Look through the entries and report how many lines include the word "Solubility". Give the number alone.

Provided data ::
═══

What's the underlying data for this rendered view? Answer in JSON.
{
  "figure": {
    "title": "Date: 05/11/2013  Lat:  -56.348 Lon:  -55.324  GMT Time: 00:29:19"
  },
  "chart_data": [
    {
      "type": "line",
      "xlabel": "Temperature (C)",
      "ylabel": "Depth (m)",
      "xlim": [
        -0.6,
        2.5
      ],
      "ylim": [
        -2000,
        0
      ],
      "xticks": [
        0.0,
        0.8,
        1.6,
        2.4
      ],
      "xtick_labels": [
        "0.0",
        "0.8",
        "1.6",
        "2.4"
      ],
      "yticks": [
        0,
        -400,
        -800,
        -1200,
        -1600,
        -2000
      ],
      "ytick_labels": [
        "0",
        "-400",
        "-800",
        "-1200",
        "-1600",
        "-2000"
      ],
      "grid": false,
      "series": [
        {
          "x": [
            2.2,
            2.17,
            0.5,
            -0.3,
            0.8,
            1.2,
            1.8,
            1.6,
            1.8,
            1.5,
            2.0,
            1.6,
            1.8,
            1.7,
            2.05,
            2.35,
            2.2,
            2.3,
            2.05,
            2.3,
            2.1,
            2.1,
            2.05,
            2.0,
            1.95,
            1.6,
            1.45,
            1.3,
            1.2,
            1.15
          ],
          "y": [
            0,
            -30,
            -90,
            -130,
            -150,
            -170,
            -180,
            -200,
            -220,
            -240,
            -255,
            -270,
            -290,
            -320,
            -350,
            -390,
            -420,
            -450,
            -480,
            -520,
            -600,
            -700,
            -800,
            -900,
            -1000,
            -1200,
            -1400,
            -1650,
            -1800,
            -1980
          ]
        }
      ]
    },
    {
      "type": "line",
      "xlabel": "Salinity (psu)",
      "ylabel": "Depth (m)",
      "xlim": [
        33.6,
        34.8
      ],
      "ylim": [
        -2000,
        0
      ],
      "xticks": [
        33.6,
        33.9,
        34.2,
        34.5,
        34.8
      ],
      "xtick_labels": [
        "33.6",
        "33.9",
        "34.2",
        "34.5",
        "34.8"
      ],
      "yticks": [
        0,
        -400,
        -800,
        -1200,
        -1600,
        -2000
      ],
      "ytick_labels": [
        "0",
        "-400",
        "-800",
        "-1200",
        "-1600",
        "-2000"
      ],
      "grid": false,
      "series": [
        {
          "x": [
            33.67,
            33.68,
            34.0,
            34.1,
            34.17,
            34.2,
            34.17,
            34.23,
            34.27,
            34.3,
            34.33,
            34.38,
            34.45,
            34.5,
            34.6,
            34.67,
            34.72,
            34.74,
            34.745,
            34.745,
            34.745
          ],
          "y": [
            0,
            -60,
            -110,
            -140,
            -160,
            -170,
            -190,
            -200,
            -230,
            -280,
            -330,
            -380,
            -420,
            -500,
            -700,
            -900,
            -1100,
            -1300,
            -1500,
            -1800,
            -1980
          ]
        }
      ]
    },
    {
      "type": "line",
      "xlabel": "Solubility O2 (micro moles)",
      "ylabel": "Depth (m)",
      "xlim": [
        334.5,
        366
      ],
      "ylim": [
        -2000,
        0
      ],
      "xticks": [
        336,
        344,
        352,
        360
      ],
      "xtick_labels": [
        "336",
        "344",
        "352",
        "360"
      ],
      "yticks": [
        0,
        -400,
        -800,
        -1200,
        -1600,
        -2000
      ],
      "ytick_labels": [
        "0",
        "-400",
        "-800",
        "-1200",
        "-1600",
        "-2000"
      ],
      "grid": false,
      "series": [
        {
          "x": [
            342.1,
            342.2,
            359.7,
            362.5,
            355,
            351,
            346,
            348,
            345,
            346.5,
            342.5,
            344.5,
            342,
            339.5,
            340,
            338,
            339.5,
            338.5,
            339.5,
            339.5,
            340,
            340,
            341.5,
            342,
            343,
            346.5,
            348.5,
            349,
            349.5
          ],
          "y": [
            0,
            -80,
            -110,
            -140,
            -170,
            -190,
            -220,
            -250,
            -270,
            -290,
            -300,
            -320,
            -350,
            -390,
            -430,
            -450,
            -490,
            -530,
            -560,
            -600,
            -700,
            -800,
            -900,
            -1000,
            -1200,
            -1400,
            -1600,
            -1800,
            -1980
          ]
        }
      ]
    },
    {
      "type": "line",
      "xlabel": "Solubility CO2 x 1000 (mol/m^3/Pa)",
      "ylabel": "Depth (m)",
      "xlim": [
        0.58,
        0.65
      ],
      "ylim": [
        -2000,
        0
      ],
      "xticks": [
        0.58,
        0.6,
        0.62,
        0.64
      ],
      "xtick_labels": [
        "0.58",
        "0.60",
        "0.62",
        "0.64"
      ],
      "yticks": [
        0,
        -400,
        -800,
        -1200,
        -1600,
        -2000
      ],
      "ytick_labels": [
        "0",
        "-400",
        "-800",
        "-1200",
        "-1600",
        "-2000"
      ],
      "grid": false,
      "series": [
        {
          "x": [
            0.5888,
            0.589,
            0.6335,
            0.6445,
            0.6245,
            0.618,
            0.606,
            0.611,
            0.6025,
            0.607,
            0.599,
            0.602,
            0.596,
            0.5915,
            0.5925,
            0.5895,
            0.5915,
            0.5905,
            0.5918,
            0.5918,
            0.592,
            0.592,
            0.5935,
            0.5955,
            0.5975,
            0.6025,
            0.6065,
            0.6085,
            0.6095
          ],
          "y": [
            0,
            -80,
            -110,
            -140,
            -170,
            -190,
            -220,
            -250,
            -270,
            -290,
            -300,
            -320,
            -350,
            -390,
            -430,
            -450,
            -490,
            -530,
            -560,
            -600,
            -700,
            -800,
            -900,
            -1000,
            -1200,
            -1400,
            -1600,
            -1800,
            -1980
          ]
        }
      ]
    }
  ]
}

═══

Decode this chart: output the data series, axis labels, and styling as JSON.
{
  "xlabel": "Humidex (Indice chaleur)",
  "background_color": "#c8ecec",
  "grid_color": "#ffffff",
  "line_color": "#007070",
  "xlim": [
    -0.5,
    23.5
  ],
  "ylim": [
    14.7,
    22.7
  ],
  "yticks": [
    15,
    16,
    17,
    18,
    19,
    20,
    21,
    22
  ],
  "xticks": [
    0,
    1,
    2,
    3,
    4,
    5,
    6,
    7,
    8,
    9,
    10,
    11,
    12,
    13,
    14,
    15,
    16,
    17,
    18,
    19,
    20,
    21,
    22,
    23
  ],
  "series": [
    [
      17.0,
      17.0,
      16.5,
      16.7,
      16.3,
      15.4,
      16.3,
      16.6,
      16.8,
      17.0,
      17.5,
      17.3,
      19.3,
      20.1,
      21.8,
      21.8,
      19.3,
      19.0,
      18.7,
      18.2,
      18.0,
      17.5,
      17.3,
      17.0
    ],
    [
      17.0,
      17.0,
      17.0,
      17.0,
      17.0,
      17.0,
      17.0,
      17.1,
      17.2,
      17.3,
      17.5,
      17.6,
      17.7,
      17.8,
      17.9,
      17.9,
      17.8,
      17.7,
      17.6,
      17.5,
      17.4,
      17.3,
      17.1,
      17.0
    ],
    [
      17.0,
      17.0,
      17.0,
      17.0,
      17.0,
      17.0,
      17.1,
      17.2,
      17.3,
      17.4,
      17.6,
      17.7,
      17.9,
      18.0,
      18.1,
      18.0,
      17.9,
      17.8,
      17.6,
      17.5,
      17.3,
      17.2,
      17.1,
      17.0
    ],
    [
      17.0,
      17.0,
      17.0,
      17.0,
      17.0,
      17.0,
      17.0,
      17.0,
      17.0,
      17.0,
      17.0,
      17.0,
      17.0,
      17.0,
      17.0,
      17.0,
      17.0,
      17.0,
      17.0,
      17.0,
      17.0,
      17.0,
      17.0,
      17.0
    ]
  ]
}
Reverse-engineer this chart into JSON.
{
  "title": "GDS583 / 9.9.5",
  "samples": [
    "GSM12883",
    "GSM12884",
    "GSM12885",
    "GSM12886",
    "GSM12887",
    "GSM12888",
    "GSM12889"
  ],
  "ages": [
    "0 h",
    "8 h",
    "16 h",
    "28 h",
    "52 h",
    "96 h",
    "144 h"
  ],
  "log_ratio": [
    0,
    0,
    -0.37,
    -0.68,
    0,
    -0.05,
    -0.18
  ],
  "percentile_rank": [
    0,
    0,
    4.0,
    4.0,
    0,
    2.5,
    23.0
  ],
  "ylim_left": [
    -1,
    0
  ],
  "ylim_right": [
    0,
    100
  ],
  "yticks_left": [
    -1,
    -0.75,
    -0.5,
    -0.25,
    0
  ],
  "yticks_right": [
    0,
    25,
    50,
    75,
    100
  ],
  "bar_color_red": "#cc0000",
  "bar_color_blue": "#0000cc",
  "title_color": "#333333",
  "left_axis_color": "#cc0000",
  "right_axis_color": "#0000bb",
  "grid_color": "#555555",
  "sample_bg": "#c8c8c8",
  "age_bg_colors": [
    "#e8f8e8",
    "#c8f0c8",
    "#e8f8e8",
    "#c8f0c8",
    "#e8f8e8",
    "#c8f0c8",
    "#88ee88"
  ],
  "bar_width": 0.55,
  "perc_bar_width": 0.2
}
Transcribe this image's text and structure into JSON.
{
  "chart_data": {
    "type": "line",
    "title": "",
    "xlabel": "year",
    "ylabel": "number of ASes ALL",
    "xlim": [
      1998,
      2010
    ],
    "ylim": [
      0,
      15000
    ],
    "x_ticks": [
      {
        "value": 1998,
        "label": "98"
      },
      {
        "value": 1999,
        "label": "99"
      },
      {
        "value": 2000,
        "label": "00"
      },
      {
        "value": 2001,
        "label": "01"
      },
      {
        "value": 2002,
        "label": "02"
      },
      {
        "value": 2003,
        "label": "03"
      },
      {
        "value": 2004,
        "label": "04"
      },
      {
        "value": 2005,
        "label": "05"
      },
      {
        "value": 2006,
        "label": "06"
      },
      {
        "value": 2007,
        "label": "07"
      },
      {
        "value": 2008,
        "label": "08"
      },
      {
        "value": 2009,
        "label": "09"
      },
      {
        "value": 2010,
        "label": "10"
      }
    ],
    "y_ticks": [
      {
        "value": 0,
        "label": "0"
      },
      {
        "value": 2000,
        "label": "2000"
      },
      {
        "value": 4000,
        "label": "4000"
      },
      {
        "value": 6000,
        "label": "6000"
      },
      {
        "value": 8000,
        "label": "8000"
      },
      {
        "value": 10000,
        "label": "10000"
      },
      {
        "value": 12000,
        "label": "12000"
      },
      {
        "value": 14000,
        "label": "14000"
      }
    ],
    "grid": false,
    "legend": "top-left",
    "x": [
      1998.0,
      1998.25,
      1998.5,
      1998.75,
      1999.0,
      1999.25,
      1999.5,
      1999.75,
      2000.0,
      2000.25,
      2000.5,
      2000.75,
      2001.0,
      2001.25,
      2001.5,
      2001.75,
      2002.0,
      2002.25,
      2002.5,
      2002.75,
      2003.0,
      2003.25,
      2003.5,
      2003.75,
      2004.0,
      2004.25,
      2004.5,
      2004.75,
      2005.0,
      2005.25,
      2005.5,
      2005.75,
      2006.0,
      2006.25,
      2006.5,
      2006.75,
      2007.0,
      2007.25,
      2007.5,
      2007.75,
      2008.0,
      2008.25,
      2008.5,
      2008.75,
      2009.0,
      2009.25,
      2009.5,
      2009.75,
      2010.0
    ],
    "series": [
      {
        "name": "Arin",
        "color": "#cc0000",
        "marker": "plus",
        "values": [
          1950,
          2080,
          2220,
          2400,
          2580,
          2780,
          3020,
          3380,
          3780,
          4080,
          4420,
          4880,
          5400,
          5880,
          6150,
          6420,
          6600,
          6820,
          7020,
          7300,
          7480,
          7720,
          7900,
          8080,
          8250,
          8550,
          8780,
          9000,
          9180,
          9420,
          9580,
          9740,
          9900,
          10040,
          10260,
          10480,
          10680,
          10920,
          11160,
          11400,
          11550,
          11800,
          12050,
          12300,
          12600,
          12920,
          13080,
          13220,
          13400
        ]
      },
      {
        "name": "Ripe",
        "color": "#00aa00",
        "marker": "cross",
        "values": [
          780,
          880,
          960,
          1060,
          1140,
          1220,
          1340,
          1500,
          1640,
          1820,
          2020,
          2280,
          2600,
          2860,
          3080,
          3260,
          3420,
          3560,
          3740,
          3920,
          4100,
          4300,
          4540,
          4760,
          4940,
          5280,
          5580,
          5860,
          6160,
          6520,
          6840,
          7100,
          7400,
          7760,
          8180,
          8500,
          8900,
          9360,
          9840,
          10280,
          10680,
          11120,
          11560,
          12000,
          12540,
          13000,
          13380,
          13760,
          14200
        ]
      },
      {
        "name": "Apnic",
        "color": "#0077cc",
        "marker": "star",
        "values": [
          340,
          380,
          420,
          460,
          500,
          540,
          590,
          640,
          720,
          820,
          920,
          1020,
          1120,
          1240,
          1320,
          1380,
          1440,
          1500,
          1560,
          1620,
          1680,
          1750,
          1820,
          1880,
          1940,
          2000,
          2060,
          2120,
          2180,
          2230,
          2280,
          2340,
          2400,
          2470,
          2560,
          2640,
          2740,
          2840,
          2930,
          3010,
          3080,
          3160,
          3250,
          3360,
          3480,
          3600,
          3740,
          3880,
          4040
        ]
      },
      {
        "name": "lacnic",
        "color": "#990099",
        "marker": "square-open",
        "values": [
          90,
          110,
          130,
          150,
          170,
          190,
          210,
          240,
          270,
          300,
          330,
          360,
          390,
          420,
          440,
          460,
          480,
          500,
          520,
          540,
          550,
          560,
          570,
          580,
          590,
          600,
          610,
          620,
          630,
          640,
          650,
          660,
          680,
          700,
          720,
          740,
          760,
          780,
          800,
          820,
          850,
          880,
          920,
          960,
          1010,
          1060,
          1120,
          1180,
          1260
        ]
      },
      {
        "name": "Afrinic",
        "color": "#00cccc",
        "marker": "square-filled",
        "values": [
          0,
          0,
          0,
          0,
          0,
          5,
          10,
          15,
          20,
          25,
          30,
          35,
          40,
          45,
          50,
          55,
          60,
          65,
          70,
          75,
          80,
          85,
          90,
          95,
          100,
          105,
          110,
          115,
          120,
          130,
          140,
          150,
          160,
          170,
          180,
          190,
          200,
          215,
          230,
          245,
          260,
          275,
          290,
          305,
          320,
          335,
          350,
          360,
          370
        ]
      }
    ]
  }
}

═══

Response below :: 2